Set exercise:
Please return the full listing below without altering anything.

Supplied information:
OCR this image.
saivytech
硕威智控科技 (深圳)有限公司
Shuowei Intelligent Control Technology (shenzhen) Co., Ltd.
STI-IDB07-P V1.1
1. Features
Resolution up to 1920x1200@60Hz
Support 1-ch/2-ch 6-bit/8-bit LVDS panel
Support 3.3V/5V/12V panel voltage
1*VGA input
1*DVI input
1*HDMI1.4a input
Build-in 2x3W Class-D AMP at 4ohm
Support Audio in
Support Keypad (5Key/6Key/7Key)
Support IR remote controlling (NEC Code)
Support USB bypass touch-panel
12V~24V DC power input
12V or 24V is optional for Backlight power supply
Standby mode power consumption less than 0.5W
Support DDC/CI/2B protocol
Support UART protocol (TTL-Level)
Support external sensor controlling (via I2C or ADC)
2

The output:
OCR this image.
saivytech
硕威智控科技 (深圳)有限公司
Shuowei Intelligent Control Technology (shenzhen) Co., Ltd.
STI-IDB07-P V1.1
1. Features
Resolution up to 1920x1200@60Hz
Support 1-ch/2-ch 6-bit/8-bit LVDS panel
Support 3.3V/5V/12V panel voltage
1*VGA input
1*DVI input
1*HDMI1.4a input
Build-in 2x3W Class-D AMP at 4ohm
Support Audio in
Support Keypad (5Key/6Key/7Key)
Support IR remote controlling (NEC Code)
Support USB bypass touch-panel
12V~24V DC power input
12V or 24V is optional for Backlight power supply
Standby mode power consumption less than 0.5W
Support DDC/CI/2B protocol
Support UART protocol (TTL-Level)
Support external sensor controlling (via I2C or ADC)
2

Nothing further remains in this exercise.